Recorded data:
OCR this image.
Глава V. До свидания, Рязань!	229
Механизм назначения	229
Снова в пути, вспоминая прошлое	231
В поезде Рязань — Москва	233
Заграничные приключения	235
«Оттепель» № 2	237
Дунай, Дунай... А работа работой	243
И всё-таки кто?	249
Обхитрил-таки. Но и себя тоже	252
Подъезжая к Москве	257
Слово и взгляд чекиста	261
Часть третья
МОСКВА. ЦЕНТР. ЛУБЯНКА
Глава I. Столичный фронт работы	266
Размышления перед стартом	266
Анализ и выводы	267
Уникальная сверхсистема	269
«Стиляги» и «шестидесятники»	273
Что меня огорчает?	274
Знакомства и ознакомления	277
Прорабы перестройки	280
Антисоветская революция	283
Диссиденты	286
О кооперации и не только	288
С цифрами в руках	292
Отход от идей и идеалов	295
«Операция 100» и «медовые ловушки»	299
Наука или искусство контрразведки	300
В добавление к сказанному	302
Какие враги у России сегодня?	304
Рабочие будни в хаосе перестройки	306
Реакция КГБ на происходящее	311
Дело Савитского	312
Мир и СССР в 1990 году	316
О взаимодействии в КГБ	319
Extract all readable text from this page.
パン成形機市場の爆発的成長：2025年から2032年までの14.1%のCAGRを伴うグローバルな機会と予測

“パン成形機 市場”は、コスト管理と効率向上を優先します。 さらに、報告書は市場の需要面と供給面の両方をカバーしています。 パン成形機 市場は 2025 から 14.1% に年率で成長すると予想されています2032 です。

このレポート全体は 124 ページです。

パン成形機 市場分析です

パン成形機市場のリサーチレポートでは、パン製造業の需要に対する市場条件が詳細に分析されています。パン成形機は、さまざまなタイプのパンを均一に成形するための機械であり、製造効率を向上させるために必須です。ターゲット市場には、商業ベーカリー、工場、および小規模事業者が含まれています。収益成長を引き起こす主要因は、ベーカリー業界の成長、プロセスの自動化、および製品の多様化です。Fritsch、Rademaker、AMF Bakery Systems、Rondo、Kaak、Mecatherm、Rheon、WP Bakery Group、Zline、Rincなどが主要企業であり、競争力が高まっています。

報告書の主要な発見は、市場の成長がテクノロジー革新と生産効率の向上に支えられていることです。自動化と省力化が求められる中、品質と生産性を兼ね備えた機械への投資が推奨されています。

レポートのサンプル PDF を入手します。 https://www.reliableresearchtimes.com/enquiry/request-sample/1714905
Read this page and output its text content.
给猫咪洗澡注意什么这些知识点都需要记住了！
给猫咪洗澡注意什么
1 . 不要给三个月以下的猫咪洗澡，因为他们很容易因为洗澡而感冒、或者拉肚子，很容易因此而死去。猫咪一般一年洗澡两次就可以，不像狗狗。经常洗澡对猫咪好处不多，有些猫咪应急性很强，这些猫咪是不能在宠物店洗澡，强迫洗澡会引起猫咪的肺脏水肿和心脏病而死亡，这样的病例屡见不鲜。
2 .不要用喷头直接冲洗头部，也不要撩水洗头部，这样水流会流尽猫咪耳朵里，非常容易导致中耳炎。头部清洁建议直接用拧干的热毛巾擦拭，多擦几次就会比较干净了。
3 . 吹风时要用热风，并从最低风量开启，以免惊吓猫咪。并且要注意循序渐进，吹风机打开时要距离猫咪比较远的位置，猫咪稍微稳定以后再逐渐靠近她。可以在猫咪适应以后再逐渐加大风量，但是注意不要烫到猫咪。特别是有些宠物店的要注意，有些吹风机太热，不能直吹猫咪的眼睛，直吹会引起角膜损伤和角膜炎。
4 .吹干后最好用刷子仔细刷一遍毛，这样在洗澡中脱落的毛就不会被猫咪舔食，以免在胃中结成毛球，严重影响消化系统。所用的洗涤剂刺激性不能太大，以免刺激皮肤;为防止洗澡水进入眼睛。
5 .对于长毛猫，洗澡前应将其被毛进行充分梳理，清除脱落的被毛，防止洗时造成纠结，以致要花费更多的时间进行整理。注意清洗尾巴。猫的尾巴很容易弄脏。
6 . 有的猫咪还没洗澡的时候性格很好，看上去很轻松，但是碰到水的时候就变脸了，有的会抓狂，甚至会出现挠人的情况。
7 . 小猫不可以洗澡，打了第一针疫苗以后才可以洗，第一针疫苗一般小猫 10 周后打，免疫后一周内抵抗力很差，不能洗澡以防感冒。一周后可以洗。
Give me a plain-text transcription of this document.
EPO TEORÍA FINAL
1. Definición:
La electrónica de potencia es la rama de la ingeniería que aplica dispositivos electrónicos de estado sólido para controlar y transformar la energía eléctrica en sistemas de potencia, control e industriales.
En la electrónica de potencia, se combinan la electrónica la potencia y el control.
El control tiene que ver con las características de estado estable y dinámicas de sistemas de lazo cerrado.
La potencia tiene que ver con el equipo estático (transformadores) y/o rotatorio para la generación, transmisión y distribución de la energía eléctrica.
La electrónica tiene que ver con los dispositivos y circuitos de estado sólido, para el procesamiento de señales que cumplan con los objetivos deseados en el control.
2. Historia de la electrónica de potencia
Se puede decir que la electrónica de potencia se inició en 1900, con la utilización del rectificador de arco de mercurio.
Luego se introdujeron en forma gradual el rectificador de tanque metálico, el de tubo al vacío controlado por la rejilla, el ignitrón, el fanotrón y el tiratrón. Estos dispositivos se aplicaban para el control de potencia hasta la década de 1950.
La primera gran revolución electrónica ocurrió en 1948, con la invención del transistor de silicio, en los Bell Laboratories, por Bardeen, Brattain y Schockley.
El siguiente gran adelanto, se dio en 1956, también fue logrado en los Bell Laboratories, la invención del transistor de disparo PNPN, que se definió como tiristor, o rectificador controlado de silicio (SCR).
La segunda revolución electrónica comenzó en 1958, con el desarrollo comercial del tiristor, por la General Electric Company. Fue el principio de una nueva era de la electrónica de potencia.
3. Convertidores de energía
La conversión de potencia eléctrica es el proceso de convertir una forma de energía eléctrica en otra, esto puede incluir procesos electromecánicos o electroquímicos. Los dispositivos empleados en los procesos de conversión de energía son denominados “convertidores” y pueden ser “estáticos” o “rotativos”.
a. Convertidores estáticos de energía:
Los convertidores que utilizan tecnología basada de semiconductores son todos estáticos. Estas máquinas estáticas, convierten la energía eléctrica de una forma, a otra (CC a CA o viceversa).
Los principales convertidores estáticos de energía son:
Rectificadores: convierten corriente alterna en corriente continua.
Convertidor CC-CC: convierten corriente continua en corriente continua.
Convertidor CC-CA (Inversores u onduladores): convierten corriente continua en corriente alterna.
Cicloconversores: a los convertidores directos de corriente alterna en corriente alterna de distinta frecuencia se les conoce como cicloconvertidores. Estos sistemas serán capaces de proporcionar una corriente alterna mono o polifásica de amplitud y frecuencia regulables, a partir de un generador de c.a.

◆ What is asked
Please copy out each record, character for character.

◆ Response to the task
OCR this image.
Глава V. До свидания, Рязань!	229
Механизм назначения	229
Снова в пути, вспоминая прошлое	231
В поезде Рязань — Москва	233
Заграничные приключения	235
«Оттепель» № 2	237
Дунай, Дунай... А работа работой	243
И всё-таки кто?	249
Обхитрил-таки. Но и себя тоже	252
Подъезжая к Москве	257
Слово и взгляд чекиста	261
Часть третья
МОСКВА. ЦЕНТР. ЛУБЯНКА
Глава I. Столичный фронт работы	266
Размышления перед стартом	266
Анализ и выводы	267
Уникальная сверхсистема	269
«Стиляги» и «шестидесятники»	273
Что меня огорчает?	274
Знакомства и ознакомления	277
Прорабы перестройки	280
Антисоветская революция	283
Диссиденты	286
О кооперации и не только	288
С цифрами в руках	292
Отход от идей и идеалов	295
«Операция 100» и «медовые ловушки»	299
Наука или искусство контрразведки	300
В добавление к сказанному	302
Какие враги у России сегодня?	304
Рабочие будни в хаосе перестройки	306
Реакция КГБ на происходящее	311
Дело Савитского	312
Мир и СССР в 1990 году	316
О взаимодействии в КГБ	319
Extract all readable text from this page.
パン成形機市場の爆発的成長：2025年から2032年までの14.1%のCAGRを伴うグローバルな機会と予測

“パン成形機 市場”は、コスト管理と効率向上を優先します。 さらに、報告書は市場の需要面と供給面の両方をカバーしています。 パン成形機 市場は 2025 から 14.1% に年率で成長すると予想されています2032 です。

このレポート全体は 124 ページです。

パン成形機 市場分析です

パン成形機市場のリサーチレポートでは、パン製造業の需要に対する市場条件が詳細に分析されています。パン成形機は、さまざまなタイプのパンを均一に成形するための機械であり、製造効率を向上させるために必須です。ターゲット市場には、商業ベーカリー、工場、および小規模事業者が含まれています。収益成長を引き起こす主要因は、ベーカリー業界の成長、プロセスの自動化、および製品の多様化です。Fritsch、Rademaker、AMF Bakery Systems、Rondo、Kaak、Mecatherm、Rheon、WP Bakery Group、Zline、Rincなどが主要企業であり、競争力が高まっています。

報告書の主要な発見は、市場の成長がテクノロジー革新と生産効率の向上に支えられていることです。自動化と省力化が求められる中、品質と生産性を兼ね備えた機械への投資が推奨されています。

レポートのサンプル PDF を入手します。 https://www.reliableresearchtimes.com/enquiry/request-sample/1714905
Read this page and output its text content.
给猫咪洗澡注意什么这些知识点都需要记住了！
给猫咪洗澡注意什么
1 . 不要给三个月以下的猫咪洗澡，因为他们很容易因为洗澡而感冒、或者拉肚子，很容易因此而死去。猫咪一般一年洗澡两次就可以，不像狗狗。经常洗澡对猫咪好处不多，有些猫咪应急性很强，这些猫咪是不能在宠物店洗澡，强迫洗澡会引起猫咪的肺脏水肿和心脏病而死亡，这样的病例屡见不鲜。
2 .不要用喷头直接冲洗头部，也不要撩水洗头部，这样水流会流尽猫咪耳朵里，非常容易导致中耳炎。头部清洁建议直接用拧干的热毛巾擦拭，多擦几次就会比较干净了。
3 . 吹风时要用热风，并从最低风量开启，以免惊吓猫咪。并且要注意循序渐进，吹风机打开时要距离猫咪比较远的位置，猫咪稍微稳定以后再逐渐靠近她。可以在猫咪适应以后再逐渐加大风量，但是注意不要烫到猫咪。特别是有些宠物店的要注意，有些吹风机太热，不能直吹猫咪的眼睛，直吹会引起角膜损伤和角膜炎。
4 .吹干后最好用刷子仔细刷一遍毛，这样在洗澡中脱落的毛就不会被猫咪舔食，以免在胃中结成毛球，严重影响消化系统。所用的洗涤剂刺激性不能太大，以免刺激皮肤;为防止洗澡水进入眼睛。
5 .对于长毛猫，洗澡前应将其被毛进行充分梳理，清除脱落的被毛，防止洗时造成纠结，以致要花费更多的时间进行整理。注意清洗尾巴。猫的尾巴很容易弄脏。
6 . 有的猫咪还没洗澡的时候性格很好，看上去很轻松，但是碰到水的时候就变脸了，有的会抓狂，甚至会出现挠人的情况。
7 . 小猫不可以洗澡，打了第一针疫苗以后才可以洗，第一针疫苗一般小猫 10 周后打，免疫后一周内抵抗力很差，不能洗澡以防感冒。一周后可以洗。
Give me a plain-text transcription of this document.
EPO TEORÍA FINAL
1. Definición:
La electrónica de potencia es la rama de la ingeniería que aplica dispositivos electrónicos de estado sólido para controlar y transformar la energía eléctrica en sistemas de potencia, control e industriales.
En la electrónica de potencia, se combinan la electrónica la potencia y el control.
El control tiene que ver con las características de estado estable y dinámicas de sistemas de lazo cerrado.
La potencia tiene que ver con el equipo estático (transformadores) y/o rotatorio para la generación, transmisión y distribución de la energía eléctrica.
La electrónica tiene que ver con los dispositivos y circuitos de estado sólido, para el procesamiento de señales que cumplan con los objetivos deseados en el control.
2. Historia de la electrónica de potencia
Se puede decir que la electrónica de potencia se inició en 1900, con la utilización del rectificador de arco de mercurio.
Luego se introdujeron en forma gradual el rectificador de tanque metálico, el de tubo al vacío controlado por la rejilla, el ignitrón, el fanotrón y el tiratrón. Estos dispositivos se aplicaban para el control de potencia hasta la década de 1950.
La primera gran revolución electrónica ocurrió en 1948, con la invención del transistor de silicio, en los Bell Laboratories, por Bardeen, Brattain y Schockley.
El siguiente gran adelanto, se dio en 1956, también fue logrado en los Bell Laboratories, la invención del transistor de disparo PNPN, que se definió como tiristor, o rectificador controlado de silicio (SCR).
La segunda revolución electrónica comenzó en 1958, con el desarrollo comercial del tiristor, por la General Electric Company. Fue el principio de una nueva era de la electrónica de potencia.
3. Convertidores de energía
La conversión de potencia eléctrica es el proceso de convertir una forma de energía eléctrica en otra, esto puede incluir procesos electromecánicos o electroquímicos. Los dispositivos empleados en los procesos de conversión de energía son denominados “convertidores” y pueden ser “estáticos” o “rotativos”.
a. Convertidores estáticos de energía:
Los convertidores que utilizan tecnología basada de semiconductores son todos estáticos. Estas máquinas estáticas, convierten la energía eléctrica de una forma, a otra (CC a CA o viceversa).
Los principales convertidores estáticos de energía son:
Rectificadores: convierten corriente alterna en corriente continua.
Convertidor CC-CC: convierten corriente continua en corriente continua.
Convertidor CC-CA (Inversores u onduladores): convierten corriente continua en corriente alterna.
Cicloconversores: a los convertidores directos de corriente alterna en corriente alterna de distinta frecuencia se les conoce como cicloconvertidores. Estos sistemas serán capaces de proporcionar una corriente alterna mono o polifásica de amplitud y frecuencia regulables, a partir de un generador de c.a.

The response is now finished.